### What the task asks
Please quote the material exactly, every line of it.

## begin Record excerpts

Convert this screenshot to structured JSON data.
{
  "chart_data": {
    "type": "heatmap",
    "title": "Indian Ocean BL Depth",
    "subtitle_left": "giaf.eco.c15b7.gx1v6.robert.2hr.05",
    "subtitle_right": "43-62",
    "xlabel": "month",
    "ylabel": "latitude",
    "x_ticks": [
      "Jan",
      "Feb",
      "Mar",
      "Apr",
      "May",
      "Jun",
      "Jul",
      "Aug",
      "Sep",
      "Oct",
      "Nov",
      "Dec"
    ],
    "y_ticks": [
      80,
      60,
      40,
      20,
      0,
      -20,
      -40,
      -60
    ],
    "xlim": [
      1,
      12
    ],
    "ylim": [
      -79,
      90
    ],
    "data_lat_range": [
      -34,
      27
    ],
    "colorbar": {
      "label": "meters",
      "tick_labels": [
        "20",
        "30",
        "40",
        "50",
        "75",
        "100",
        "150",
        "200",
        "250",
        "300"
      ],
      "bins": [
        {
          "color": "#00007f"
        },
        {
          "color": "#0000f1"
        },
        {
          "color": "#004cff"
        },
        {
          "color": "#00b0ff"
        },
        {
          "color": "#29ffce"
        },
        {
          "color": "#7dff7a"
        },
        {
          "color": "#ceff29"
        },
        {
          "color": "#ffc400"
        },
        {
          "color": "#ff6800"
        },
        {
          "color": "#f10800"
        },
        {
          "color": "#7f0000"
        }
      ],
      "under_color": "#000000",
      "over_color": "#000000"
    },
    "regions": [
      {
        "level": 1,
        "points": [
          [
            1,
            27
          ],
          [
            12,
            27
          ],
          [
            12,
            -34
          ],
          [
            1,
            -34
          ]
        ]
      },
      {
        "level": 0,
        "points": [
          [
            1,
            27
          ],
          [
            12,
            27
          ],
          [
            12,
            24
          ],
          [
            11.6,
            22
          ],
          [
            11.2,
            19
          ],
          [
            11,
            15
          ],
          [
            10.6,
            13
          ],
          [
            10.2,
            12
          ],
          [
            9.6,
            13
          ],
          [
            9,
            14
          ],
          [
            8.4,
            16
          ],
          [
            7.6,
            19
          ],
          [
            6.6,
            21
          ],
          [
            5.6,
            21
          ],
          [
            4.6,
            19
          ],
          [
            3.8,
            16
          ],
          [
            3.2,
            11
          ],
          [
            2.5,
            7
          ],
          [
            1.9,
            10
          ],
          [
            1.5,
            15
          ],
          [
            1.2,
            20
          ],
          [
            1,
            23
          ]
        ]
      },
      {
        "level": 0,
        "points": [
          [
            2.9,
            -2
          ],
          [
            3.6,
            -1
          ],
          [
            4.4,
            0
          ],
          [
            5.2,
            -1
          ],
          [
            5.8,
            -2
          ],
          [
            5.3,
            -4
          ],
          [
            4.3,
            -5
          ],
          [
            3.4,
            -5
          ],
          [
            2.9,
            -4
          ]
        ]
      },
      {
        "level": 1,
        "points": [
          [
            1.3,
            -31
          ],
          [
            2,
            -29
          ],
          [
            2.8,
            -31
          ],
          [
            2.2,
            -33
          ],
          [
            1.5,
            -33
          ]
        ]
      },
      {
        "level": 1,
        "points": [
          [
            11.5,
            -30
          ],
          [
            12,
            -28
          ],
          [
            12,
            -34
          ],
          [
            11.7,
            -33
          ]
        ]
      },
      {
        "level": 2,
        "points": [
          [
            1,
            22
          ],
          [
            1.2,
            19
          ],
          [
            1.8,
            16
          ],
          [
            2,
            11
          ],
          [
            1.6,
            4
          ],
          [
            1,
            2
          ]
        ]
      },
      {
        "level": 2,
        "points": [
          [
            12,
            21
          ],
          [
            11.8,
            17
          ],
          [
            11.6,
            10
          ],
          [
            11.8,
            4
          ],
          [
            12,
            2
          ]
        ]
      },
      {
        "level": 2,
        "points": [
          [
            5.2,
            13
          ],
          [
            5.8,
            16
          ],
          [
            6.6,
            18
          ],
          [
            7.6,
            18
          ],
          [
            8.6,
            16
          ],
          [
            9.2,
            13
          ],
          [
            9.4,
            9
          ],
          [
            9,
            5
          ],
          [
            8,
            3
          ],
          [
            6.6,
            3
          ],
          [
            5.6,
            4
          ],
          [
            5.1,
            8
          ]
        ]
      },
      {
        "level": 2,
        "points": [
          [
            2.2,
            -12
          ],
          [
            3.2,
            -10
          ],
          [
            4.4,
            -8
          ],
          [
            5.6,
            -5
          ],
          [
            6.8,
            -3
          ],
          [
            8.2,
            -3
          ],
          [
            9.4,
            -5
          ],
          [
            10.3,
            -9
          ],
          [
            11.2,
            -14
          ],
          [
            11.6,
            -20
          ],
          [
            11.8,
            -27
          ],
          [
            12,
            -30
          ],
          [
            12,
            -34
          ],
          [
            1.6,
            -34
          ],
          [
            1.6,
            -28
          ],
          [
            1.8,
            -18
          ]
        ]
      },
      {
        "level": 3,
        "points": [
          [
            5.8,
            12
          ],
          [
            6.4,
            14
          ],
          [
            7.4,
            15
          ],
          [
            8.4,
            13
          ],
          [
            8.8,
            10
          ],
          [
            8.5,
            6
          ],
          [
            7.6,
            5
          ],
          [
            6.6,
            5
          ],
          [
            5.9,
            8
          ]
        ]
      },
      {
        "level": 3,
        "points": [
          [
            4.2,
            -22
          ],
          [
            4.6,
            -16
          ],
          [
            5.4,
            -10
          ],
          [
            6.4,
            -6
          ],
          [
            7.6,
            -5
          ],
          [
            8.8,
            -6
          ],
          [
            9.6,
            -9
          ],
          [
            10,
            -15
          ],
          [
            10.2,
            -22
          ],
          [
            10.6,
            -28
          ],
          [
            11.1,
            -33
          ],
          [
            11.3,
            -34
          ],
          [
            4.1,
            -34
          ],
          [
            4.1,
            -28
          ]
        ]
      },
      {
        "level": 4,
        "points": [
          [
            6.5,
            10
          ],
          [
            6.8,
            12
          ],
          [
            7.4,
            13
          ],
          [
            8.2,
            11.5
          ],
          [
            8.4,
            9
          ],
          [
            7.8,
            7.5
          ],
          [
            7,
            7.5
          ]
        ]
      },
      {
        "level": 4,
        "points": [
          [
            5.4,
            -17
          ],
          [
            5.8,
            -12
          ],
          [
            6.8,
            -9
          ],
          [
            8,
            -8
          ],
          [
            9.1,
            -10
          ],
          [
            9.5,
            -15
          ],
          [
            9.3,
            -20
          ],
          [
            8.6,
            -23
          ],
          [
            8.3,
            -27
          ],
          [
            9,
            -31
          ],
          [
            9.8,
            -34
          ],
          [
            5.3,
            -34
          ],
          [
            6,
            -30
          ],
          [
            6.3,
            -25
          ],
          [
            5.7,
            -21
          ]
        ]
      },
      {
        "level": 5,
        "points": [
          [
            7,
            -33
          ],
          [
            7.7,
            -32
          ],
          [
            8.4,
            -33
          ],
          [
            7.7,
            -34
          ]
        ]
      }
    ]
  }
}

## end Record excerpts

### Worked solution
Convert this screenshot to structured JSON data.
{
  "chart_data": {
    "type": "heatmap",
    "title": "Indian Ocean BL Depth",
    "subtitle_left": "giaf.eco.c15b7.gx1v6.robert.2hr.05",
    "subtitle_right": "43-62",
    "xlabel": "month",
    "ylabel": "latitude",
    "x_ticks": [
      "Jan",
      "Feb",
      "Mar",
      "Apr",
      "May",
      "Jun",
      "Jul",
      "Aug",
      "Sep",
      "Oct",
      "Nov",
      "Dec"
    ],
    "y_ticks": [
      80,
      60,
      40,
      20,
      0,
      -20,
      -40,
      -60
    ],
    "xlim": [
      1,
      12
    ],
    "ylim": [
      -79,
      90
    ],
    "data_lat_range": [
      -34,
      27
    ],
    "colorbar": {
      "label": "meters",
      "tick_labels": [
        "20",
        "30",
        "40",
        "50",
        "75",
        "100",
        "150",
        "200",
        "250",
        "300"
      ],
      "bins": [
        {
          "color": "#00007f"
        },
        {
          "color": "#0000f1"
        },
        {
          "color": "#004cff"
        },
        {
          "color": "#00b0ff"
        },
        {
          "color": "#29ffce"
        },
        {
          "color": "#7dff7a"
        },
        {
          "color": "#ceff29"
        },
        {
          "color": "#ffc400"
        },
        {
          "color": "#ff6800"
        },
        {
          "color": "#f10800"
        },
        {
          "color": "#7f0000"
        }
      ],
      "under_color": "#000000",
      "over_color": "#000000"
    },
    "regions": [
      {
        "level": 1,
        "points": [
          [
            1,
            27
          ],
          [
            12,
            27
          ],
          [
            12,
            -34
          ],
          [
            1,
            -34
          ]
        ]
      },
      {
        "level": 0,
        "points": [
          [
            1,
            27
          ],
          [
            12,
            27
          ],
          [
            12,
            24
          ],
          [
            11.6,
            22
          ],
          [
            11.2,
            19
          ],
          [
            11,
            15
          ],
          [
            10.6,
            13
          ],
          [
            10.2,
            12
          ],
          [
            9.6,
            13
          ],
          [
            9,
            14
          ],
          [
            8.4,
            16
          ],
          [
            7.6,
            19
          ],
          [
            6.6,
            21
          ],
          [
            5.6,
            21
          ],
          [
            4.6,
            19
          ],
          [
            3.8,
            16
          ],
          [
            3.2,
            11
          ],
          [
            2.5,
            7
          ],
          [
            1.9,
            10
          ],
          [
            1.5,
            15
          ],
          [
            1.2,
            20
          ],
          [
            1,
            23
          ]
        ]
      },
      {
        "level": 0,
        "points": [
          [
            2.9,
            -2
          ],
          [
            3.6,
            -1
          ],
          [
            4.4,
            0
          ],
          [
            5.2,
            -1
          ],
          [
            5.8,
            -2
          ],
          [
            5.3,
            -4
          ],
          [
            4.3,
            -5
          ],
          [
            3.4,
            -5
          ],
          [
            2.9,
            -4
          ]
        ]
      },
      {
        "level": 1,
        "points": [
          [
            1.3,
            -31
          ],
          [
            2,
            -29
          ],
          [
            2.8,
            -31
          ],
          [
            2.2,
            -33
          ],
          [
            1.5,
            -33
          ]
        ]
      },
      {
        "level": 1,
        "points": [
          [
            11.5,
            -30
          ],
          [
            12,
            -28
          ],
          [
            12,
            -34
          ],
          [
            11.7,
            -33
          ]
        ]
      },
      {
        "level": 2,
        "points": [
          [
            1,
            22
          ],
          [
            1.2,
            19
          ],
          [
            1.8,
            16
          ],
          [
            2,
            11
          ],
          [
            1.6,
            4
          ],
          [
            1,
            2
          ]
        ]
      },
      {
        "level": 2,
        "points": [
          [
            12,
            21
          ],
          [
            11.8,
            17
          ],
          [
            11.6,
            10
          ],
          [
            11.8,
            4
          ],
          [
            12,
            2
          ]
        ]
      },
      {
        "level": 2,
        "points": [
          [
            5.2,
            13
          ],
          [
            5.8,
            16
          ],
          [
            6.6,
            18
          ],
          [
            7.6,
            18
          ],
          [
            8.6,
            16
          ],
          [
            9.2,
            13
          ],
          [
            9.4,
            9
          ],
          [
            9,
            5
          ],
          [
            8,
            3
          ],
          [
            6.6,
            3
          ],
          [
            5.6,
            4
          ],
          [
            5.1,
            8
          ]
        ]
      },
      {
        "level": 2,
        "points": [
          [
            2.2,
            -12
          ],
          [
            3.2,
            -10
          ],
          [
            4.4,
            -8
          ],
          [
            5.6,
            -5
          ],
          [
            6.8,
            -3
          ],
          [
            8.2,
            -3
          ],
          [
            9.4,
            -5
          ],
          [
            10.3,
            -9
          ],
          [
            11.2,
            -14
          ],
          [
            11.6,
            -20
          ],
          [
            11.8,
            -27
          ],
          [
            12,
            -30
          ],
          [
            12,
            -34
          ],
          [
            1.6,
            -34
          ],
          [
            1.6,
            -28
          ],
          [
            1.8,
            -18
          ]
        ]
      },
      {
        "level": 3,
        "points": [
          [
            5.8,
            12
          ],
          [
            6.4,
            14
          ],
          [
            7.4,
            15
          ],
          [
            8.4,
            13
          ],
          [
            8.8,
            10
          ],
          [
            8.5,
            6
          ],
          [
            7.6,
            5
          ],
          [
            6.6,
            5
          ],
          [
            5.9,
            8
          ]
        ]
      },
      {
        "level": 3,
        "points": [
          [
            4.2,
            -22
          ],
          [
            4.6,
            -16
          ],
          [
            5.4,
            -10
          ],
          [
            6.4,
            -6
          ],
          [
            7.6,
            -5
          ],
          [
            8.8,
            -6
          ],
          [
            9.6,
            -9
          ],
          [
            10,
            -15
          ],
          [
            10.2,
            -22
          ],
          [
            10.6,
            -28
          ],
          [
            11.1,
            -33
          ],
          [
            11.3,
            -34
          ],
          [
            4.1,
            -34
          ],
          [
            4.1,
            -28
          ]
        ]
      },
      {
        "level": 4,
        "points": [
          [
            6.5,
            10
          ],
          [
            6.8,
            12
          ],
          [
            7.4,
            13
          ],
          [
            8.2,
            11.5
          ],
          [
            8.4,
            9
          ],
          [
            7.8,
            7.5
          ],
          [
            7,
            7.5
          ]
        ]
      },
      {
        "level": 4,
        "points": [
          [
            5.4,
            -17
          ],
          [
            5.8,
            -12
          ],
          [
            6.8,
            -9
          ],
          [
            8,
            -8
          ],
          [
            9.1,
            -10
          ],
          [
            9.5,
            -15
          ],
          [
            9.3,
            -20
          ],
          [
            8.6,
            -23
          ],
          [
            8.3,
            -27
          ],
          [
            9,
            -31
          ],
          [
            9.8,
            -34
          ],
          [
            5.3,
            -34
          ],
          [
            6,
            -30
          ],
          [
            6.3,
            -25
          ],
          [
            5.7,
            -21
          ]
        ]
      },
      {
        "level": 5,
        "points": [
          [
            7,
            -33
          ],
          [
            7.7,
            -32
          ],
          [
            8.4,
            -33
          ],
          [
            7.7,
            -34
          ]
        ]
      }
    ]
  }
}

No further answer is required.